Exercise task -
Each line of the material below that holds the word "jest" needs to be copied.
^^^^
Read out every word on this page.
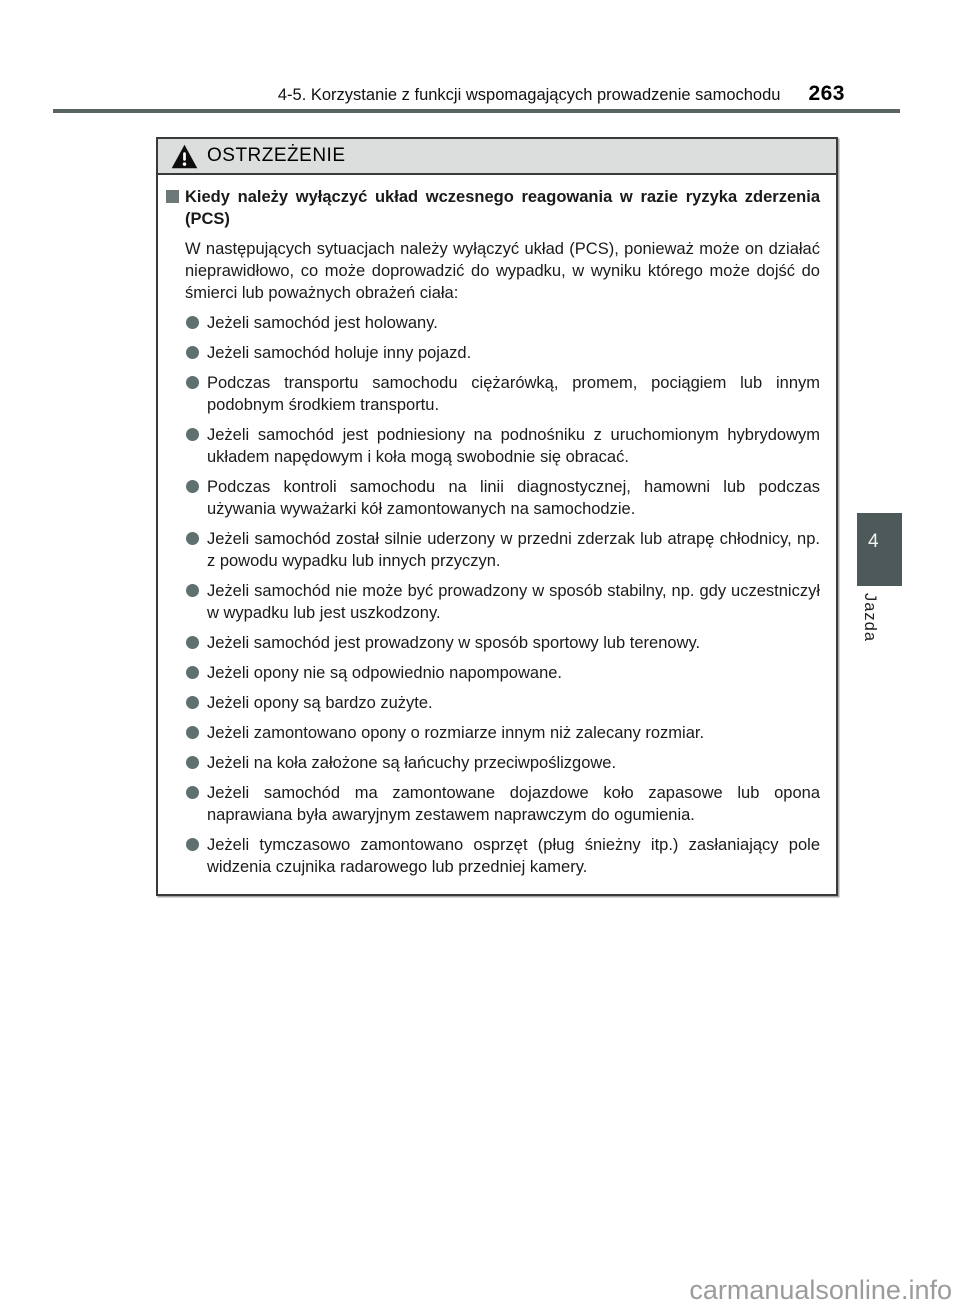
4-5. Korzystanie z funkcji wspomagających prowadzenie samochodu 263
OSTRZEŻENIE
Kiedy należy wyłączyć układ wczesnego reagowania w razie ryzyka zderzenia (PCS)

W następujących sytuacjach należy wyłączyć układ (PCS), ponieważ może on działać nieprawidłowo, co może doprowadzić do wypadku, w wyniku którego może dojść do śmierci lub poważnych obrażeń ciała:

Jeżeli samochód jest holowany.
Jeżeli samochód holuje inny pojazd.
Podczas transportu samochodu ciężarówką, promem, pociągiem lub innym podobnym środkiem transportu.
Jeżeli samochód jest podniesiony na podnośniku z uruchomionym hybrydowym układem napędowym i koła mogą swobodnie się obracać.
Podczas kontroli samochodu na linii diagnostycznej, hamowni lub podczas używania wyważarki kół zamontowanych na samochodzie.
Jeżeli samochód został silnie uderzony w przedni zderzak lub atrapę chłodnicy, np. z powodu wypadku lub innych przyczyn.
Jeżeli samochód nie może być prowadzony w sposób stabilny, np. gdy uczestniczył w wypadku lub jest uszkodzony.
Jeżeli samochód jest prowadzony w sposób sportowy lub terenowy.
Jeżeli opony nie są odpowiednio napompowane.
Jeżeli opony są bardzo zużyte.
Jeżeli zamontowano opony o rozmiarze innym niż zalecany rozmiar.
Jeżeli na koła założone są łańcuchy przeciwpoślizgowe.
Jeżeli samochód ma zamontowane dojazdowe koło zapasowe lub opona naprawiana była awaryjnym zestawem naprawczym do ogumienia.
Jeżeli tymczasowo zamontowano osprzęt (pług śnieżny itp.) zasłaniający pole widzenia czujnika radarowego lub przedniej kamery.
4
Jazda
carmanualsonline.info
^^^^
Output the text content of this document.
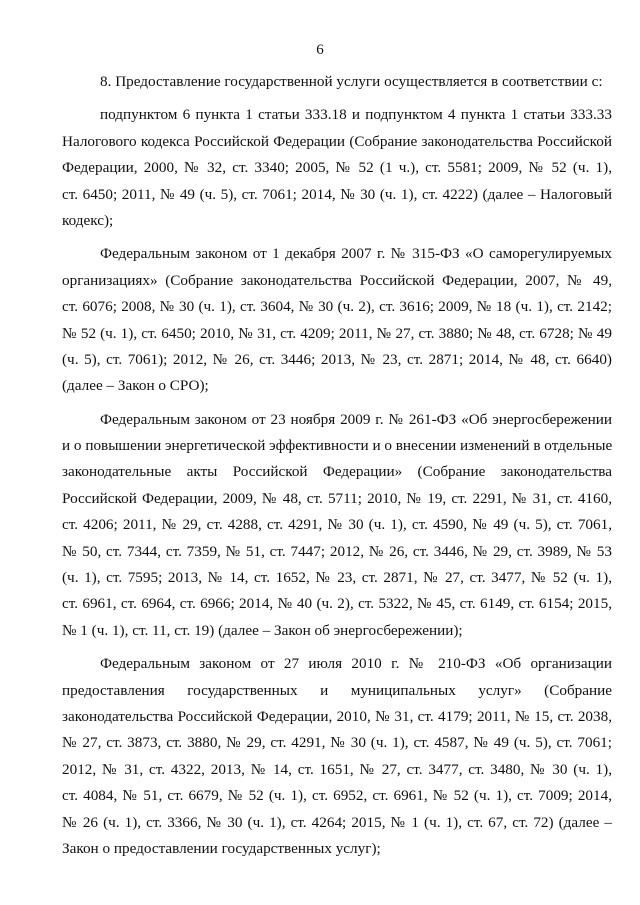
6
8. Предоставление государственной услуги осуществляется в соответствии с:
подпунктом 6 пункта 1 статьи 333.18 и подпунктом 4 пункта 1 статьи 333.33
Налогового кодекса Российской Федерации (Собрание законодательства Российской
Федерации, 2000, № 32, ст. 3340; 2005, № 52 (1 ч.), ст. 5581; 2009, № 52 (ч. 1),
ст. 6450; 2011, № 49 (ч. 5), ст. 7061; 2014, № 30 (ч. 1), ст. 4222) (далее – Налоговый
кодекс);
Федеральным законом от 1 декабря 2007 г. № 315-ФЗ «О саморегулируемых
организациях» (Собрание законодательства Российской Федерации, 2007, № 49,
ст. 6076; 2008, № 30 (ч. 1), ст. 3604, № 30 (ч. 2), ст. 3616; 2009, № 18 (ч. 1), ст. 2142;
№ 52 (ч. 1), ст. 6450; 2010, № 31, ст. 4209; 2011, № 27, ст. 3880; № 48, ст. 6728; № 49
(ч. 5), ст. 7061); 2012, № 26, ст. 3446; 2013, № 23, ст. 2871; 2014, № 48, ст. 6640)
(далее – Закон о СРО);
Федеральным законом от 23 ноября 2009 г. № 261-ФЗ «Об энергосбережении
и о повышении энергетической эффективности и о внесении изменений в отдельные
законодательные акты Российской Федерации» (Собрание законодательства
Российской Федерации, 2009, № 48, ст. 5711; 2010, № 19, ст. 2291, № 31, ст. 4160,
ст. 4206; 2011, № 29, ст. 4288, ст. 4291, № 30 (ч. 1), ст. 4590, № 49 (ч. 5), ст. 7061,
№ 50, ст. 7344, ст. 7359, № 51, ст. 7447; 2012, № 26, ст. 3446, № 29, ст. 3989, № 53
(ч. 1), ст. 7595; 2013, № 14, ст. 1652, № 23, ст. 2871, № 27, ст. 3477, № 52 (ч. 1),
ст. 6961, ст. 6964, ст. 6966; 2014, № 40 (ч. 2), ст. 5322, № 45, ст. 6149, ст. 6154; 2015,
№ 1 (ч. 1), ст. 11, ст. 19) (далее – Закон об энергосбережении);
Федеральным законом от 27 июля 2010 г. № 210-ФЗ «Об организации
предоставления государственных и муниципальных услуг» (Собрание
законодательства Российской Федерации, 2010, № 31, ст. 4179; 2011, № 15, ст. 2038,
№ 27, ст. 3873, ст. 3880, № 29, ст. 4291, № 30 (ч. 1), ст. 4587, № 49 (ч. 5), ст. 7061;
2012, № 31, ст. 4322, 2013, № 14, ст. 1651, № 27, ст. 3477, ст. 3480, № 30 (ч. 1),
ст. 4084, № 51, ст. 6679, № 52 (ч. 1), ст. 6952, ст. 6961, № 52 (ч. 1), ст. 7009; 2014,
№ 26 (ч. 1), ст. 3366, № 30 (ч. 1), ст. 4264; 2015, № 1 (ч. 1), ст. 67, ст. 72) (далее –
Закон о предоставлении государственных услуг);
^^^^
Solution for this task -
Jeżeli samochód jest holowany.
Jeżeli samochód jest podniesiony na podnośniku z uruchomionym hybrydowym układem napędowym i koła mogą swobodnie się obracać.
Jeżeli samochód nie może być prowadzony w sposób stabilny, np. gdy uczestniczył w wypadku lub jest uszkodzony.
Jeżeli samochód jest prowadzony w sposób sportowy lub terenowy.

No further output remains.